— Start Records to process —

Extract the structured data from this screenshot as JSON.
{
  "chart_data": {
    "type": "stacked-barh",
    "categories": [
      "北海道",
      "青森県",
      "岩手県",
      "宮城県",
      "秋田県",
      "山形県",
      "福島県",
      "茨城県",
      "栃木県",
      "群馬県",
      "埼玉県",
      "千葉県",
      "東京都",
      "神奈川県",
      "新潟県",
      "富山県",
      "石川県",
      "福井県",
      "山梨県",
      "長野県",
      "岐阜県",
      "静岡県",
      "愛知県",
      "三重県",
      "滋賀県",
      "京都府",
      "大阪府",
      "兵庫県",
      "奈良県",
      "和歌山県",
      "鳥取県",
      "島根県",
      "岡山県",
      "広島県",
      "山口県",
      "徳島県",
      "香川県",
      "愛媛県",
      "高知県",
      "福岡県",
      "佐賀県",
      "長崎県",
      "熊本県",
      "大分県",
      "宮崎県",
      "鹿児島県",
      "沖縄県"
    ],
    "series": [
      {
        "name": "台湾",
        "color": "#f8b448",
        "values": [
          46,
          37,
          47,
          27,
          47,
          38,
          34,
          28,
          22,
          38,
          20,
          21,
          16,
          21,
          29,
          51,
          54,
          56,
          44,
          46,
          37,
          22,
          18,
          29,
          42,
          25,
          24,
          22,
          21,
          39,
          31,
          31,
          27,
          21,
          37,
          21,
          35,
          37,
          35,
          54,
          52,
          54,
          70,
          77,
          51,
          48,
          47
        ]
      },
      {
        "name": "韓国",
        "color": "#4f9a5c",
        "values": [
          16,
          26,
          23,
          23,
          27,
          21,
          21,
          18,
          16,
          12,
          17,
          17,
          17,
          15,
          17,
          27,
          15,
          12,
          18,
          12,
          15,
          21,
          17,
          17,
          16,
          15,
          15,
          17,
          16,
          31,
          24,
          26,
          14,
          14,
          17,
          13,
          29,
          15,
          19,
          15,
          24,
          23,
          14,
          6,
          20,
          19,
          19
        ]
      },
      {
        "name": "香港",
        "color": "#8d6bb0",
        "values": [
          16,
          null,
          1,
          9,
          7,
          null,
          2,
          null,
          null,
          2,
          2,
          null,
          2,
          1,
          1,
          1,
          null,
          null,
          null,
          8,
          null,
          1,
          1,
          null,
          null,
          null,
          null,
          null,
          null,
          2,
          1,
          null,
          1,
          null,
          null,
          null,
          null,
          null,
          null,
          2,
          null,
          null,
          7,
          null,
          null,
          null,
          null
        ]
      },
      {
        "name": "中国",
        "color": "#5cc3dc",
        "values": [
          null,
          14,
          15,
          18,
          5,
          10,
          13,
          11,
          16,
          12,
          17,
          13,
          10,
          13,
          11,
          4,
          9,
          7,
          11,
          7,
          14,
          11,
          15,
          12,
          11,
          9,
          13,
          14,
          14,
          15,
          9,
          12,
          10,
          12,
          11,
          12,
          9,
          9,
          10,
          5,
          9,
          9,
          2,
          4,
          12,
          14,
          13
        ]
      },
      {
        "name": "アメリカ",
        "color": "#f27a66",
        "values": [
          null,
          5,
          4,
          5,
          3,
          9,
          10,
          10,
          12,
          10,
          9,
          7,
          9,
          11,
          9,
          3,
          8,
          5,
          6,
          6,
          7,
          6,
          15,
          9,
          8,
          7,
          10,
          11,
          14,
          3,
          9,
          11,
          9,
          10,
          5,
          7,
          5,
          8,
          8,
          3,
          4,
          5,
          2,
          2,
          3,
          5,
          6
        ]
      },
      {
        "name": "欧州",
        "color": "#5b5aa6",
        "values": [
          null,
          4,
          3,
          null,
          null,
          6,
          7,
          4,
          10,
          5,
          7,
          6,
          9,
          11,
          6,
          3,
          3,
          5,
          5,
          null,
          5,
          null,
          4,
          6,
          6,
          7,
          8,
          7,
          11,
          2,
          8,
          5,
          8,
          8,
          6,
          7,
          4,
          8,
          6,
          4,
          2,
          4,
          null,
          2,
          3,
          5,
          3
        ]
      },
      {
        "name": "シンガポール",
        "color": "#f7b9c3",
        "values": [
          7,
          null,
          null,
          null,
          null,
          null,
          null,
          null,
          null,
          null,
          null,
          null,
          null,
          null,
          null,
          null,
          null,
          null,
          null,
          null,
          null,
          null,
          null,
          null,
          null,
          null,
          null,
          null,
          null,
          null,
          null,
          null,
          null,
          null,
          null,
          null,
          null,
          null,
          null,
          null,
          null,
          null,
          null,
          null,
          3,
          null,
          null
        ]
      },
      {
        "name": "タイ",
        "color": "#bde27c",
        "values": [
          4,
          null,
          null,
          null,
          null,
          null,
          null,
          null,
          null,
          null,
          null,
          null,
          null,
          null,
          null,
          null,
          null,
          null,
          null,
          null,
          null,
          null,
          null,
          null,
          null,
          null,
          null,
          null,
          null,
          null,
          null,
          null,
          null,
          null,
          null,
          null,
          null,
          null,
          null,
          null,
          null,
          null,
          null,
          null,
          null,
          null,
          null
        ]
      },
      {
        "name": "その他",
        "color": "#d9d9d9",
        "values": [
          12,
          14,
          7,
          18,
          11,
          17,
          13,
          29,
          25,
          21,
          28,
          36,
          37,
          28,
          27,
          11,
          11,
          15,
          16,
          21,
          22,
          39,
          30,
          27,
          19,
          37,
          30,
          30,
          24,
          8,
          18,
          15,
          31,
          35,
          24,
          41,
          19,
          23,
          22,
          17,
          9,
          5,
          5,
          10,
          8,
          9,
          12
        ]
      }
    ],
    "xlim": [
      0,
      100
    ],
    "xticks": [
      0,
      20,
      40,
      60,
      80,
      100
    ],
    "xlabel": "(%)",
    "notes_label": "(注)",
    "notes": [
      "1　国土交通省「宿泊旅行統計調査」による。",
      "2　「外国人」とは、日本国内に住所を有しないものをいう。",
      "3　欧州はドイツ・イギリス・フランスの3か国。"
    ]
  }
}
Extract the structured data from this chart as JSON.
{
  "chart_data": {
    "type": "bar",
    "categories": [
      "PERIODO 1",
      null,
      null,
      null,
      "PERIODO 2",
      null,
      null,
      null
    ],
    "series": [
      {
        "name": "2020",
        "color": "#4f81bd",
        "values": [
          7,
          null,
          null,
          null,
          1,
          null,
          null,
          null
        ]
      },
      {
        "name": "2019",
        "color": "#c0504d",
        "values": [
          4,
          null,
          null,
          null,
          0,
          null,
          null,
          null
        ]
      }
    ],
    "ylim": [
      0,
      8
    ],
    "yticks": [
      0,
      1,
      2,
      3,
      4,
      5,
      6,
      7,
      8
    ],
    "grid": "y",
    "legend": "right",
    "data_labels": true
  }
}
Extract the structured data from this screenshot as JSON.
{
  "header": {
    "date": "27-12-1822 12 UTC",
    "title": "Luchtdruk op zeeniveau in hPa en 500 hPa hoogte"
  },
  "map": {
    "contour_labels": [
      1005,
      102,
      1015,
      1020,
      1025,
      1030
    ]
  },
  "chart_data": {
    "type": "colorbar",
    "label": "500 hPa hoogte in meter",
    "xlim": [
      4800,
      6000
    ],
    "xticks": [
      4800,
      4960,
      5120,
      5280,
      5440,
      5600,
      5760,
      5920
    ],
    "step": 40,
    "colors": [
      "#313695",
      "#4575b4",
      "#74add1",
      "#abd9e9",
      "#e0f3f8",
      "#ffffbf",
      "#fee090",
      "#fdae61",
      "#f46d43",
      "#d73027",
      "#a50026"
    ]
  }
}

— End Records to process —

(Task requirements)
Would you restate each of the entries word for word?

(Solved problem)
Extract the structured data from this screenshot as JSON.
{
  "chart_data": {
    "type": "stacked-barh",
    "categories": [
      "北海道",
      "青森県",
      "岩手県",
      "宮城県",
      "秋田県",
      "山形県",
      "福島県",
      "茨城県",
      "栃木県",
      "群馬県",
      "埼玉県",
      "千葉県",
      "東京都",
      "神奈川県",
      "新潟県",
      "富山県",
      "石川県",
      "福井県",
      "山梨県",
      "長野県",
      "岐阜県",
      "静岡県",
      "愛知県",
      "三重県",
      "滋賀県",
      "京都府",
      "大阪府",
      "兵庫県",
      "奈良県",
      "和歌山県",
      "鳥取県",
      "島根県",
      "岡山県",
      "広島県",
      "山口県",
      "徳島県",
      "香川県",
      "愛媛県",
      "高知県",
      "福岡県",
      "佐賀県",
      "長崎県",
      "熊本県",
      "大分県",
      "宮崎県",
      "鹿児島県",
      "沖縄県"
    ],
    "series": [
      {
        "name": "台湾",
        "color": "#f8b448",
        "values": [
          46,
          37,
          47,
          27,
          47,
          38,
          34,
          28,
          22,
          38,
          20,
          21,
          16,
          21,
          29,
          51,
          54,
          56,
          44,
          46,
          37,
          22,
          18,
          29,
          42,
          25,
          24,
          22,
          21,
          39,
          31,
          31,
          27,
          21,
          37,
          21,
          35,
          37,
          35,
          54,
          52,
          54,
          70,
          77,
          51,
          48,
          47
        ]
      },
      {
        "name": "韓国",
        "color": "#4f9a5c",
        "values": [
          16,
          26,
          23,
          23,
          27,
          21,
          21,
          18,
          16,
          12,
          17,
          17,
          17,
          15,
          17,
          27,
          15,
          12,
          18,
          12,
          15,
          21,
          17,
          17,
          16,
          15,
          15,
          17,
          16,
          31,
          24,
          26,
          14,
          14,
          17,
          13,
          29,
          15,
          19,
          15,
          24,
          23,
          14,
          6,
          20,
          19,
          19
        ]
      },
      {
        "name": "香港",
        "color": "#8d6bb0",
        "values": [
          16,
          null,
          1,
          9,
          7,
          null,
          2,
          null,
          null,
          2,
          2,
          null,
          2,
          1,
          1,
          1,
          null,
          null,
          null,
          8,
          null,
          1,
          1,
          null,
          null,
          null,
          null,
          null,
          null,
          2,
          1,
          null,
          1,
          null,
          null,
          null,
          null,
          null,
          null,
          2,
          null,
          null,
          7,
          null,
          null,
          null,
          null
        ]
      },
      {
        "name": "中国",
        "color": "#5cc3dc",
        "values": [
          null,
          14,
          15,
          18,
          5,
          10,
          13,
          11,
          16,
          12,
          17,
          13,
          10,
          13,
          11,
          4,
          9,
          7,
          11,
          7,
          14,
          11,
          15,
          12,
          11,
          9,
          13,
          14,
          14,
          15,
          9,
          12,
          10,
          12,
          11,
          12,
          9,
          9,
          10,
          5,
          9,
          9,
          2,
          4,
          12,
          14,
          13
        ]
      },
      {
        "name": "アメリカ",
        "color": "#f27a66",
        "values": [
          null,
          5,
          4,
          5,
          3,
          9,
          10,
          10,
          12,
          10,
          9,
          7,
          9,
          11,
          9,
          3,
          8,
          5,
          6,
          6,
          7,
          6,
          15,
          9,
          8,
          7,
          10,
          11,
          14,
          3,
          9,
          11,
          9,
          10,
          5,
          7,
          5,
          8,
          8,
          3,
          4,
          5,
          2,
          2,
          3,
          5,
          6
        ]
      },
      {
        "name": "欧州",
        "color": "#5b5aa6",
        "values": [
          null,
          4,
          3,
          null,
          null,
          6,
          7,
          4,
          10,
          5,
          7,
          6,
          9,
          11,
          6,
          3,
          3,
          5,
          5,
          null,
          5,
          null,
          4,
          6,
          6,
          7,
          8,
          7,
          11,
          2,
          8,
          5,
          8,
          8,
          6,
          7,
          4,
          8,
          6,
          4,
          2,
          4,
          null,
          2,
          3,
          5,
          3
        ]
      },
      {
        "name": "シンガポール",
        "color": "#f7b9c3",
        "values": [
          7,
          null,
          null,
          null,
          null,
          null,
          null,
          null,
          null,
          null,
          null,
          null,
          null,
          null,
          null,
          null,
          null,
          null,
          null,
          null,
          null,
          null,
          null,
          null,
          null,
          null,
          null,
          null,
          null,
          null,
          null,
          null,
          null,
          null,
          null,
          null,
          null,
          null,
          null,
          null,
          null,
          null,
          null,
          null,
          3,
          null,
          null
        ]
      },
      {
        "name": "タイ",
        "color": "#bde27c",
        "values": [
          4,
          null,
          null,
          null,
          null,
          null,
          null,
          null,
          null,
          null,
          null,
          null,
          null,
          null,
          null,
          null,
          null,
          null,
          null,
          null,
          null,
          null,
          null,
          null,
          null,
          null,
          null,
          null,
          null,
          null,
          null,
          null,
          null,
          null,
          null,
          null,
          null,
          null,
          null,
          null,
          null,
          null,
          null,
          null,
          null,
          null,
          null
        ]
      },
      {
        "name": "その他",
        "color": "#d9d9d9",
        "values": [
          12,
          14,
          7,
          18,
          11,
          17,
          13,
          29,
          25,
          21,
          28,
          36,
          37,
          28,
          27,
          11,
          11,
          15,
          16,
          21,
          22,
          39,
          30,
          27,
          19,
          37,
          30,
          30,
          24,
          8,
          18,
          15,
          31,
          35,
          24,
          41,
          19,
          23,
          22,
          17,
          9,
          5,
          5,
          10,
          8,
          9,
          12
        ]
      }
    ],
    "xlim": [
      0,
      100
    ],
    "xticks": [
      0,
      20,
      40,
      60,
      80,
      100
    ],
    "xlabel": "(%)",
    "notes_label": "(注)",
    "notes": [
      "1　国土交通省「宿泊旅行統計調査」による。",
      "2　「外国人」とは、日本国内に住所を有しないものをいう。",
      "3　欧州はドイツ・イギリス・フランスの3か国。"
    ]
  }
}
Extract the structured data from this chart as JSON.
{
  "chart_data": {
    "type": "bar",
    "categories": [
      "PERIODO 1",
      null,
      null,
      null,
      "PERIODO 2",
      null,
      null,
      null
    ],
    "series": [
      {
        "name": "2020",
        "color": "#4f81bd",
        "values": [
          7,
          null,
          null,
          null,
          1,
          null,
          null,
          null
        ]
      },
      {
        "name": "2019",
        "color": "#c0504d",
        "values": [
          4,
          null,
          null,
          null,
          0,
          null,
          null,
          null
        ]
      }
    ],
    "ylim": [
      0,
      8
    ],
    "yticks": [
      0,
      1,
      2,
      3,
      4,
      5,
      6,
      7,
      8
    ],
    "grid": "y",
    "legend": "right",
    "data_labels": true
  }
}
Extract the structured data from this screenshot as JSON.
{
  "header": {
    "date": "27-12-1822 12 UTC",
    "title": "Luchtdruk op zeeniveau in hPa en 500 hPa hoogte"
  },
  "map": {
    "contour_labels": [
      1005,
      102,
      1015,
      1020,
      1025,
      1030
    ]
  },
  "chart_data": {
    "type": "colorbar",
    "label": "500 hPa hoogte in meter",
    "xlim": [
      4800,
      6000
    ],
    "xticks": [
      4800,
      4960,
      5120,
      5280,
      5440,
      5600,
      5760,
      5920
    ],
    "step": 40,
    "colors": [
      "#313695",
      "#4575b4",
      "#74add1",
      "#abd9e9",
      "#e0f3f8",
      "#ffffbf",
      "#fee090",
      "#fdae61",
      "#f46d43",
      "#d73027",
      "#a50026"
    ]
  }
}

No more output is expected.